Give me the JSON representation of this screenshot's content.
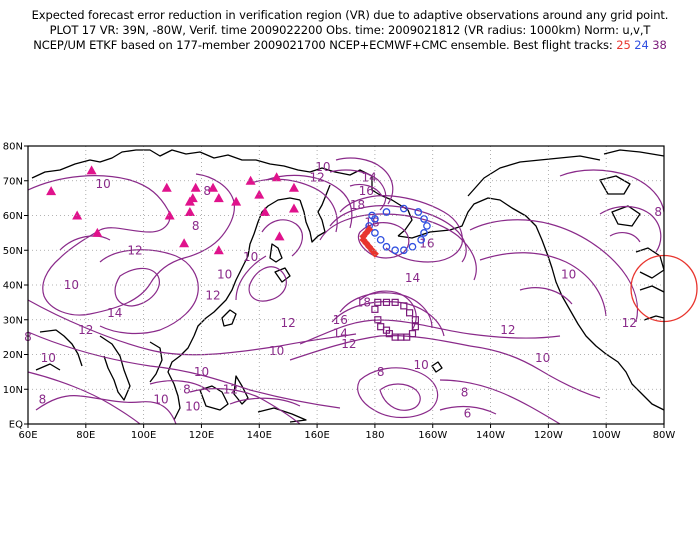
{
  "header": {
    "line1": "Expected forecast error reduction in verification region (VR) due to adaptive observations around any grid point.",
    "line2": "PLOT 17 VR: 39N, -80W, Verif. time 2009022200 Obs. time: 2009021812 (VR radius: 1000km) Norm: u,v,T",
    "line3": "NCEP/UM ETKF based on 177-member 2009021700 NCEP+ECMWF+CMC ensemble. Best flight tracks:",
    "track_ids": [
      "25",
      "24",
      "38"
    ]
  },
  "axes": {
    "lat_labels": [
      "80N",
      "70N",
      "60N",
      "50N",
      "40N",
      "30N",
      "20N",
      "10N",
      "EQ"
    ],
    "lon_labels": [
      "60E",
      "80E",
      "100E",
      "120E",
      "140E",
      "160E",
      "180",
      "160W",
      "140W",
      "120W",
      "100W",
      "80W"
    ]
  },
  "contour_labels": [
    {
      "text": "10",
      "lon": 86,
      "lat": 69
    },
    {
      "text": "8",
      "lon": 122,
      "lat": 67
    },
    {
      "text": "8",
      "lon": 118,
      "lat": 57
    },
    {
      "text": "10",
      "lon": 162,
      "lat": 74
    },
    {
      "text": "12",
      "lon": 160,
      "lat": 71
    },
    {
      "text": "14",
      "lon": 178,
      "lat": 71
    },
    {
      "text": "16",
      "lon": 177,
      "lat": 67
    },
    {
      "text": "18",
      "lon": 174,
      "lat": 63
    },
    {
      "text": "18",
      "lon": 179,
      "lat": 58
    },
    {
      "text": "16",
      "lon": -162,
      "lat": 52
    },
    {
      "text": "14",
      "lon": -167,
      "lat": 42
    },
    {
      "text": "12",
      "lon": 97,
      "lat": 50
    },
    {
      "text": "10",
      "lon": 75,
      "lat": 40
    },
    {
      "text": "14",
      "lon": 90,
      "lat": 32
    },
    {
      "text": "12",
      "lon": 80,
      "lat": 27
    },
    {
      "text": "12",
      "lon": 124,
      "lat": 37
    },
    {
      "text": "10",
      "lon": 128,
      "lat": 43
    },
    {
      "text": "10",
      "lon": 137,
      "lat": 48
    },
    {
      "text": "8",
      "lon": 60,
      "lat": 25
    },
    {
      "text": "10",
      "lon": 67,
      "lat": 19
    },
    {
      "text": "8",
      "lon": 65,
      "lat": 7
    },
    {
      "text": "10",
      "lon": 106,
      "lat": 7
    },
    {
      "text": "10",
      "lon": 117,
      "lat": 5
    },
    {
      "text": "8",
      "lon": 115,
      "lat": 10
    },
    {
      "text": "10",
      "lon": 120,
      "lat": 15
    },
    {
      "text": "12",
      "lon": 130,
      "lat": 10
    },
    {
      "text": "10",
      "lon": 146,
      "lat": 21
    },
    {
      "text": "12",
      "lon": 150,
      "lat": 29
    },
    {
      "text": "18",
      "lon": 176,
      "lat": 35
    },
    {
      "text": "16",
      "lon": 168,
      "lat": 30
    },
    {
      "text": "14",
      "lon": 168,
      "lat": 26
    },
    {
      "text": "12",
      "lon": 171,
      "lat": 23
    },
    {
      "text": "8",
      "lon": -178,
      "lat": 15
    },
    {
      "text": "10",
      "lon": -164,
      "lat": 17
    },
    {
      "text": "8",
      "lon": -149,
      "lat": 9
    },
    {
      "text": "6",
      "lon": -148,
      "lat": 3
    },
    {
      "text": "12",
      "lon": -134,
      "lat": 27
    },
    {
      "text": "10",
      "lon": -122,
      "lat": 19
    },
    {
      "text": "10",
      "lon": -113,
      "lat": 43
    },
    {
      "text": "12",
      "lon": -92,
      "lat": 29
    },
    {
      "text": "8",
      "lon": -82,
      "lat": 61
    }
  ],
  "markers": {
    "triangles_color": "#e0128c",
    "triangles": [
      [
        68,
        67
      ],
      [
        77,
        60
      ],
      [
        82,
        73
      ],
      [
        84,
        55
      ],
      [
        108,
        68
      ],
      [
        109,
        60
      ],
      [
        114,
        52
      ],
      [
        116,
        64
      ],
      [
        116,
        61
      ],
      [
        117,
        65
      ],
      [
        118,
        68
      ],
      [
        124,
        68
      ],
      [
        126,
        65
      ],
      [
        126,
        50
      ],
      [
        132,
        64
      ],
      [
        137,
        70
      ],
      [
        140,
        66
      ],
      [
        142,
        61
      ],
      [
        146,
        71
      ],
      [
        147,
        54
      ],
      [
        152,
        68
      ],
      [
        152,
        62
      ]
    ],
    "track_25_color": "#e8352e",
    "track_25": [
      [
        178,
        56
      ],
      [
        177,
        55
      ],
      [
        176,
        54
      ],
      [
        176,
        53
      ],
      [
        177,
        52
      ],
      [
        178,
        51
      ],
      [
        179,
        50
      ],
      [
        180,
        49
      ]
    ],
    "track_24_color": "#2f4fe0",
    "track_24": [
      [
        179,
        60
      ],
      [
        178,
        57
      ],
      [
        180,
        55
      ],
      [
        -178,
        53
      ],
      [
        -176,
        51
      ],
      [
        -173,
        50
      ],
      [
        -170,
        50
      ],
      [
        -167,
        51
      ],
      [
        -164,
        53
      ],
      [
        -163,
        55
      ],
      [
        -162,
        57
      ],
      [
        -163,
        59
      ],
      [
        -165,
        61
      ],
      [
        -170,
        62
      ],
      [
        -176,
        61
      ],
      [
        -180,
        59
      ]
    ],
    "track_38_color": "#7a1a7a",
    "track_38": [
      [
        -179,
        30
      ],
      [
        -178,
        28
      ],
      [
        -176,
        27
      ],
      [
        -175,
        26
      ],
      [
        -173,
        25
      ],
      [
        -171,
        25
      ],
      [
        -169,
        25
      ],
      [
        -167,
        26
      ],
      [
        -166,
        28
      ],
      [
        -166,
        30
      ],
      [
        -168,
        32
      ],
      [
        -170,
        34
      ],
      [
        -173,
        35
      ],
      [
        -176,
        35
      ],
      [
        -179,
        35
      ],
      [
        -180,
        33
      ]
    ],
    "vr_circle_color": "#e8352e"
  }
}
* * *
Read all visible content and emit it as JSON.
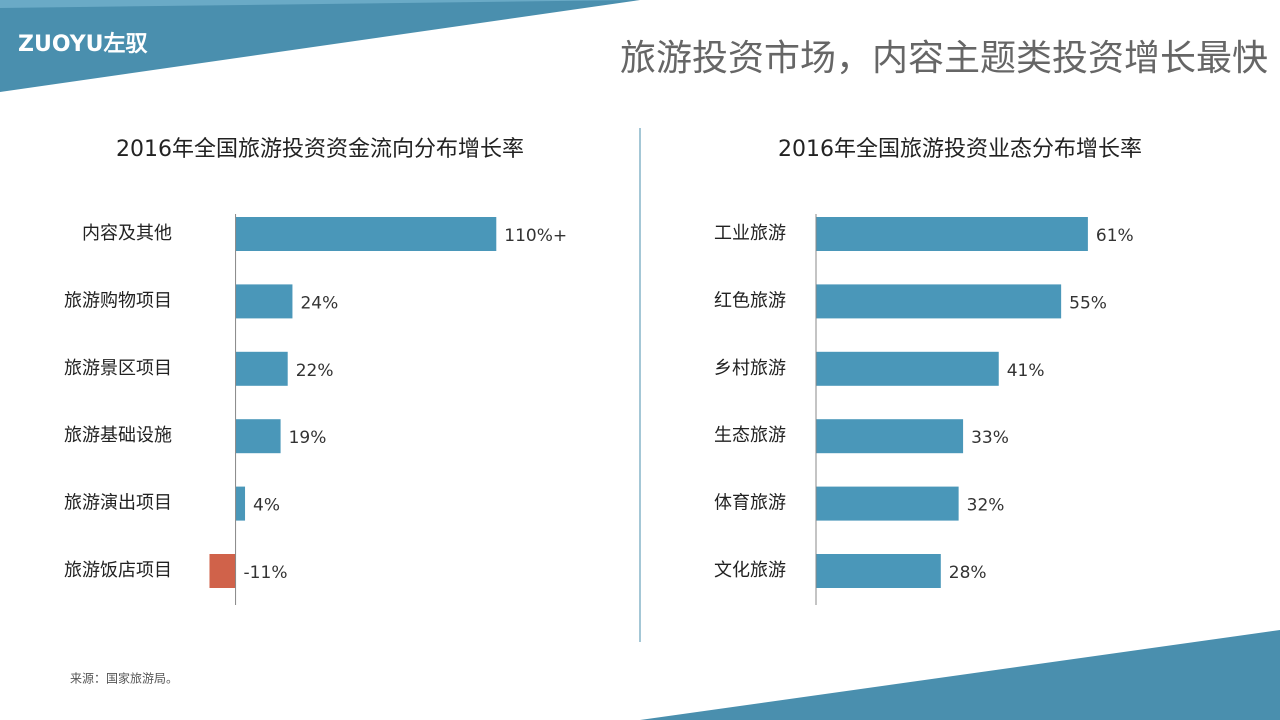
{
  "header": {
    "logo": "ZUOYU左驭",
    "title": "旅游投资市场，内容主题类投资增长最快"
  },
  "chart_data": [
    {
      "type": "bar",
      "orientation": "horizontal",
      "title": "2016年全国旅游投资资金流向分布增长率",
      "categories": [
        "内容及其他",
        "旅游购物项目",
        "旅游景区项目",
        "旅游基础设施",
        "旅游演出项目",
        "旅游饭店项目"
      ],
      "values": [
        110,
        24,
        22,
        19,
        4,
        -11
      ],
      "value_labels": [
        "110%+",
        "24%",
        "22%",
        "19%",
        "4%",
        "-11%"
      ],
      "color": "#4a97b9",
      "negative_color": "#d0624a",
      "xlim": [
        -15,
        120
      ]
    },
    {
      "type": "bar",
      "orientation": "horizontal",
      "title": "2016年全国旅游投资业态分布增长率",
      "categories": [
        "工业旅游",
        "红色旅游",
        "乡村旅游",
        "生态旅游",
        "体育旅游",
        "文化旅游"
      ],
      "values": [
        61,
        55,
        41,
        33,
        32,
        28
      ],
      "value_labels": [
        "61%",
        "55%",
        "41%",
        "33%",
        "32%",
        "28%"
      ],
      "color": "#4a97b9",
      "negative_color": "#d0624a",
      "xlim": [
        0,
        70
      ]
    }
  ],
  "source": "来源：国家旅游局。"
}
==
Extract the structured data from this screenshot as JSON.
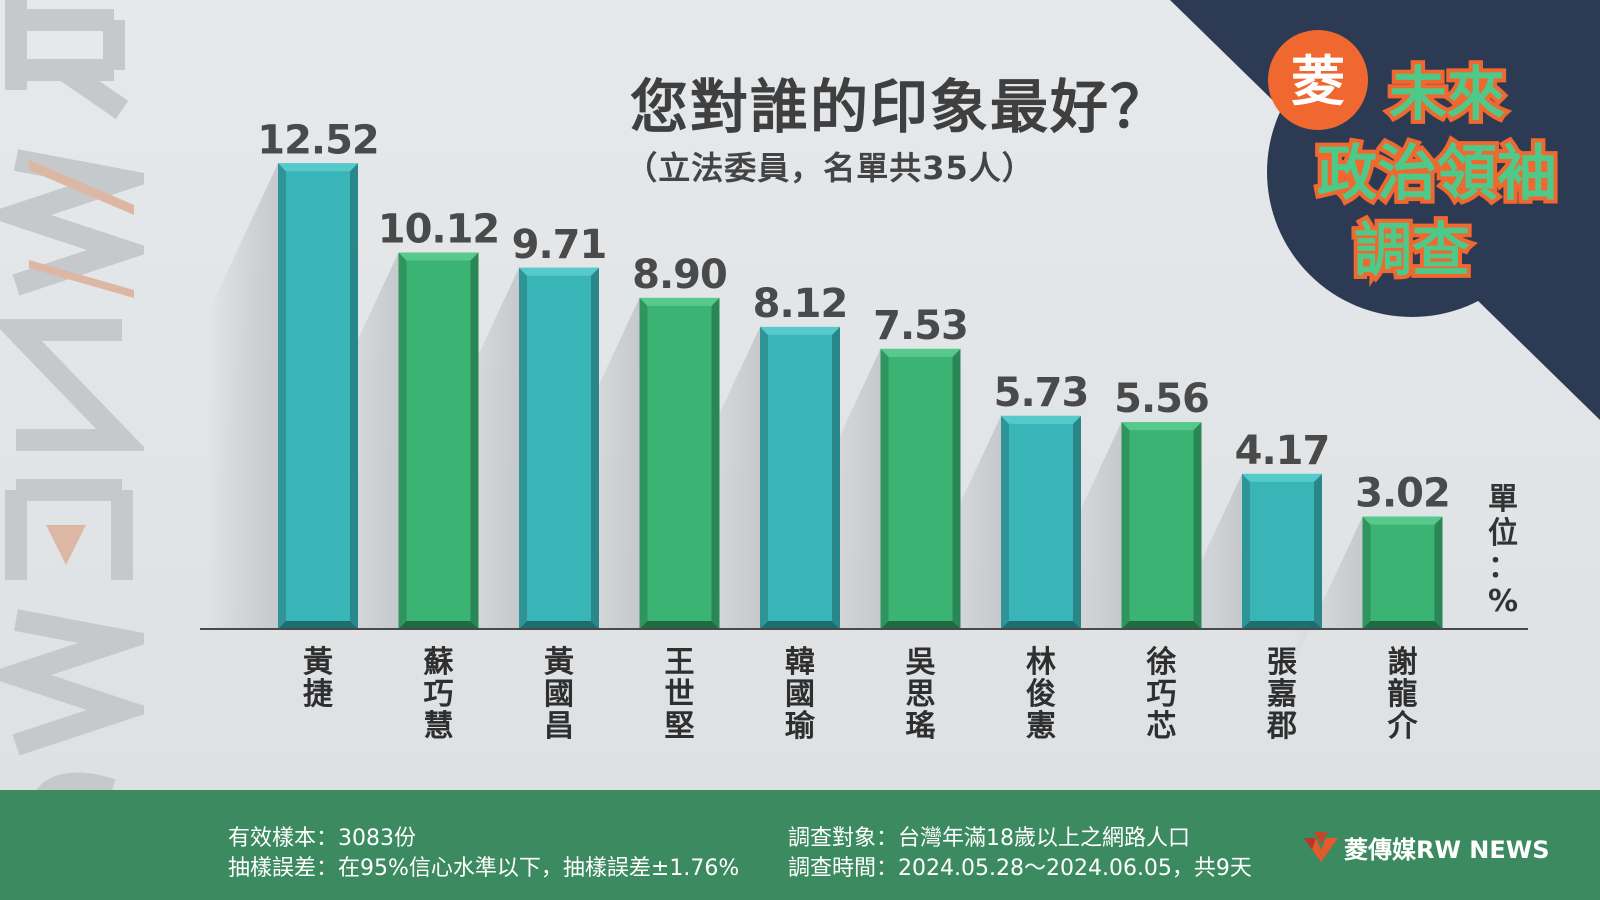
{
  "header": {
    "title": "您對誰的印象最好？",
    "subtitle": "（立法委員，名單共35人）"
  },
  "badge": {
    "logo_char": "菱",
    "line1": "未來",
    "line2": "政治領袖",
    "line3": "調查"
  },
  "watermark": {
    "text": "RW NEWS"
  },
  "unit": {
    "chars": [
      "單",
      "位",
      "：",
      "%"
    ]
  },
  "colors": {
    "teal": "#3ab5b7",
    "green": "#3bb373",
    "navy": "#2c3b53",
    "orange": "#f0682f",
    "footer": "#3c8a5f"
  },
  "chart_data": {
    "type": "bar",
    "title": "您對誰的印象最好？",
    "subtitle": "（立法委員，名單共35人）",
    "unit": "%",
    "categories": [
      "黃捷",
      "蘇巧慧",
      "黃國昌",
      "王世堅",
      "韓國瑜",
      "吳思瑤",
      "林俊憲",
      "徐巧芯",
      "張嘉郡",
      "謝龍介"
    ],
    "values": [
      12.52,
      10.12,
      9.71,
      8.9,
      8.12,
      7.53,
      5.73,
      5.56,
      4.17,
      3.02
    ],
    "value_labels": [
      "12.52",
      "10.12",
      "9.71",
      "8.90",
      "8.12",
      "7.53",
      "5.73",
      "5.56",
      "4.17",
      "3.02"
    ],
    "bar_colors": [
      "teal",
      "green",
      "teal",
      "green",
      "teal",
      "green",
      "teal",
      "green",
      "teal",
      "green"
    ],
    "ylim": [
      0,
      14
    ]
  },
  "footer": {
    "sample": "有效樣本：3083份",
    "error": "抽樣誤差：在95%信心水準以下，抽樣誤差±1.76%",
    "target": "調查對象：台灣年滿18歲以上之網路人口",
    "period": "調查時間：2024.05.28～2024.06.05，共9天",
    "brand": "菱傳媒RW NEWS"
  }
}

▶ _Task to carry out_: Count how many lines above include the word "subtitle" and answer with that figure only.

▶ _Output of the exercise_: 2